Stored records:

>>>>>

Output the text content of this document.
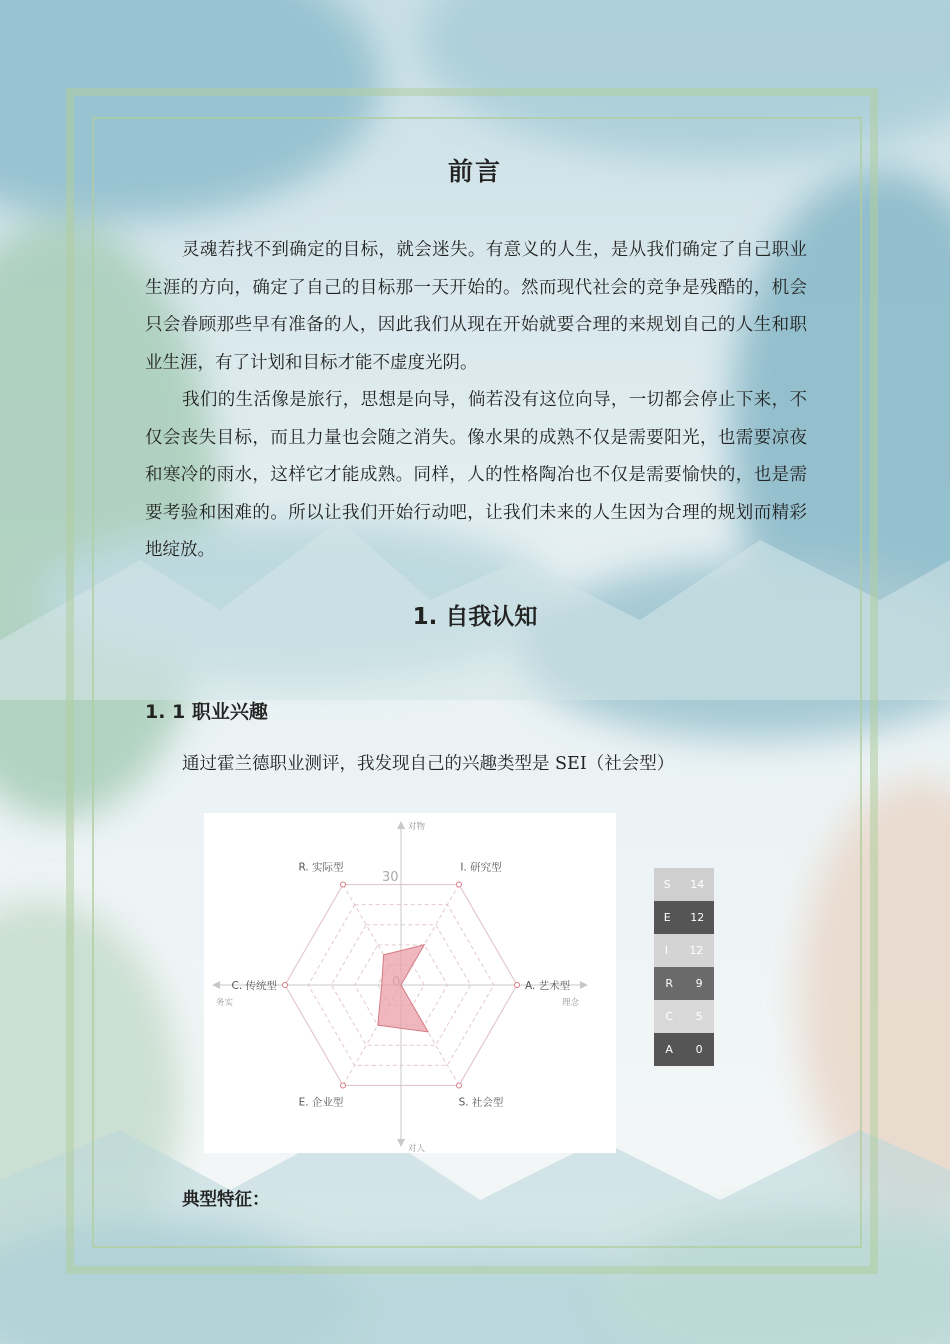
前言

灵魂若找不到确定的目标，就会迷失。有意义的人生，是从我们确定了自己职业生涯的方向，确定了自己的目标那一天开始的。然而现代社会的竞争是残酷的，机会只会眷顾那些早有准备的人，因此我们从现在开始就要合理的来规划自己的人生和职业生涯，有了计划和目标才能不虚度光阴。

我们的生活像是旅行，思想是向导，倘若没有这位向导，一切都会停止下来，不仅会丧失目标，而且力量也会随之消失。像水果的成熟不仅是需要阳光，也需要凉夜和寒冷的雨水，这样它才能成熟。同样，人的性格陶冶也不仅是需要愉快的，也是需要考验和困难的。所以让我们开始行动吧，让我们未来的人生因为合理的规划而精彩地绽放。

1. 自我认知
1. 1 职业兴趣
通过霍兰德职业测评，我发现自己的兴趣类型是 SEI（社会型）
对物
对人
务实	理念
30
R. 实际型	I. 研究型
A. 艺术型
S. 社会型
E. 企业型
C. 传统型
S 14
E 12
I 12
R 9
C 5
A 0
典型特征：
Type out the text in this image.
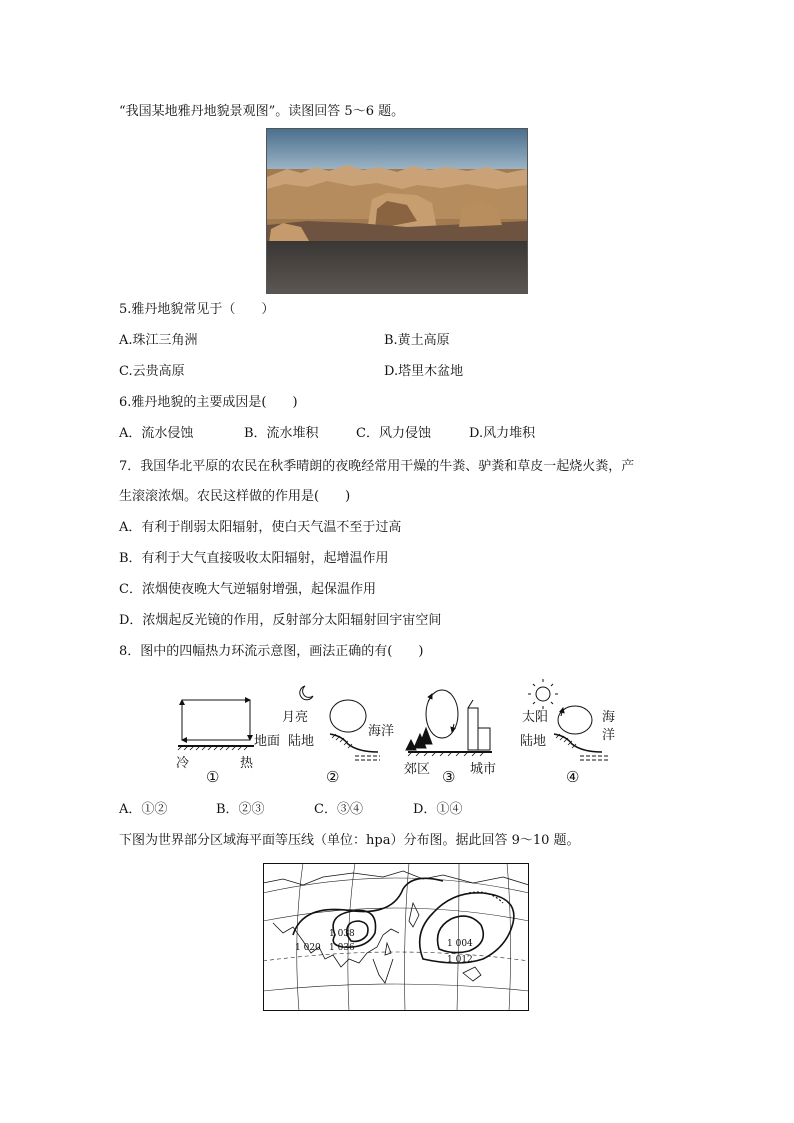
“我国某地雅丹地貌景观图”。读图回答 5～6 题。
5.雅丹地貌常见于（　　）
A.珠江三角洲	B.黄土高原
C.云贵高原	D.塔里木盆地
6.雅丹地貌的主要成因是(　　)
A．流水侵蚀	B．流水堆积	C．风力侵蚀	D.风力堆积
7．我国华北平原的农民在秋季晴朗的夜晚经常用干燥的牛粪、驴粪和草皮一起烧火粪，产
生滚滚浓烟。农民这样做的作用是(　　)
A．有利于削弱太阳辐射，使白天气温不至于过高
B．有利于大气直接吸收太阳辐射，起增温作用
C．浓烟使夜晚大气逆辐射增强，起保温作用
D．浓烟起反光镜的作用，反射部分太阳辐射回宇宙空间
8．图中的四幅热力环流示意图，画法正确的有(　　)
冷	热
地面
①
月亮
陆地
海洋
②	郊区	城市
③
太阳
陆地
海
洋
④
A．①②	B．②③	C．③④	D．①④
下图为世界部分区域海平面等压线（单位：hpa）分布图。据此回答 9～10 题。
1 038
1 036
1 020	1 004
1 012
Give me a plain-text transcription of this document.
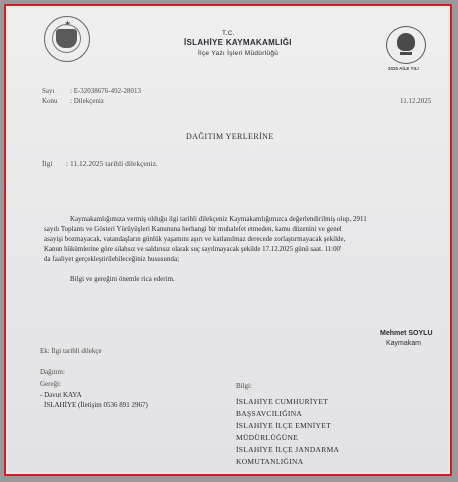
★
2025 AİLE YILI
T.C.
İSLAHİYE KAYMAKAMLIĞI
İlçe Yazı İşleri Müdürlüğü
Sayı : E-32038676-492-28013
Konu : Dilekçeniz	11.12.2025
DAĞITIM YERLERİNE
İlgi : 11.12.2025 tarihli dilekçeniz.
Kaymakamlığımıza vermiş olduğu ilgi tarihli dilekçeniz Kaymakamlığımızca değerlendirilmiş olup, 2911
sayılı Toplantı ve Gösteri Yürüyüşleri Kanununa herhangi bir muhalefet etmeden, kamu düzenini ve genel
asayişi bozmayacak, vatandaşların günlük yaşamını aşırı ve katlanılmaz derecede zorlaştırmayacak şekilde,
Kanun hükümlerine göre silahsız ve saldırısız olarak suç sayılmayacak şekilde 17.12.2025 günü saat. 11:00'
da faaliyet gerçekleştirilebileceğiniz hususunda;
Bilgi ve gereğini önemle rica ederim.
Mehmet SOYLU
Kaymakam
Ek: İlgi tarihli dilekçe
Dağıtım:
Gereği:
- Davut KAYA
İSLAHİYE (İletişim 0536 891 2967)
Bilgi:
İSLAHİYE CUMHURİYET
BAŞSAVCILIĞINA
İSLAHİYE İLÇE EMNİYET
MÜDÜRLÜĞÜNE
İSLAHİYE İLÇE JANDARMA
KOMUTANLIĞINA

<<<<<

WHAT IS BEING ASKED: Your copy should repeat each entry above exactly but contain no pictures.

SOLVED EXERCISE:
Output the text content of this document.
前言

灵魂若找不到确定的目标，就会迷失。有意义的人生，是从我们确定了自己职业生涯的方向，确定了自己的目标那一天开始的。然而现代社会的竞争是残酷的，机会只会眷顾那些早有准备的人，因此我们从现在开始就要合理的来规划自己的人生和职业生涯，有了计划和目标才能不虚度光阴。

我们的生活像是旅行，思想是向导，倘若没有这位向导，一切都会停止下来，不仅会丧失目标，而且力量也会随之消失。像水果的成熟不仅是需要阳光，也需要凉夜和寒冷的雨水，这样它才能成熟。同样，人的性格陶冶也不仅是需要愉快的，也是需要考验和困难的。所以让我们开始行动吧，让我们未来的人生因为合理的规划而精彩地绽放。

1. 自我认知
1. 1 职业兴趣
通过霍兰德职业测评，我发现自己的兴趣类型是 SEI（社会型）
对物
对人
务实	理念
30
R. 实际型	I. 研究型
A. 艺术型
S. 社会型
E. 企业型
C. 传统型
S 14
E 12
I 12
R 9
C 5
A 0
典型特征：
Type out the text in this image.
“我国某地雅丹地貌景观图”。读图回答 5～6 题。
5.雅丹地貌常见于（　　）
A.珠江三角洲	B.黄土高原
C.云贵高原	D.塔里木盆地
6.雅丹地貌的主要成因是(　　)
A．流水侵蚀	B．流水堆积	C．风力侵蚀	D.风力堆积
7．我国华北平原的农民在秋季晴朗的夜晚经常用干燥的牛粪、驴粪和草皮一起烧火粪，产
生滚滚浓烟。农民这样做的作用是(　　)
A．有利于削弱太阳辐射，使白天气温不至于过高
B．有利于大气直接吸收太阳辐射，起增温作用
C．浓烟使夜晚大气逆辐射增强，起保温作用
D．浓烟起反光镜的作用，反射部分太阳辐射回宇宙空间
8．图中的四幅热力环流示意图，画法正确的有(　　)
冷	热
地面
①
月亮
陆地
海洋
②	郊区	城市
③
太阳
陆地
海
洋
④
A．①②	B．②③	C．③④	D．①④
下图为世界部分区域海平面等压线（单位：hpa）分布图。据此回答 9～10 题。
1 038
1 036
1 020	1 004
1 012
Give me a plain-text transcription of this document.
★
2025 AİLE YILI
T.C.
İSLAHİYE KAYMAKAMLIĞI
İlçe Yazı İşleri Müdürlüğü
Sayı : E-32038676-492-28013
Konu : Dilekçeniz	11.12.2025
DAĞITIM YERLERİNE
İlgi : 11.12.2025 tarihli dilekçeniz.
Kaymakamlığımıza vermiş olduğu ilgi tarihli dilekçeniz Kaymakamlığımızca değerlendirilmiş olup, 2911
sayılı Toplantı ve Gösteri Yürüyüşleri Kanununa herhangi bir muhalefet etmeden, kamu düzenini ve genel
asayişi bozmayacak, vatandaşların günlük yaşamını aşırı ve katlanılmaz derecede zorlaştırmayacak şekilde,
Kanun hükümlerine göre silahsız ve saldırısız olarak suç sayılmayacak şekilde 17.12.2025 günü saat. 11:00'
da faaliyet gerçekleştirilebileceğiniz hususunda;
Bilgi ve gereğini önemle rica ederim.
Mehmet SOYLU
Kaymakam
Ek: İlgi tarihli dilekçe
Dağıtım:
Gereği:
- Davut KAYA
İSLAHİYE (İletişim 0536 891 2967)
Bilgi:
İSLAHİYE CUMHURİYET
BAŞSAVCILIĞINA
İSLAHİYE İLÇE EMNİYET
MÜDÜRLÜĞÜNE
İSLAHİYE İLÇE JANDARMA
KOMUTANLIĞINA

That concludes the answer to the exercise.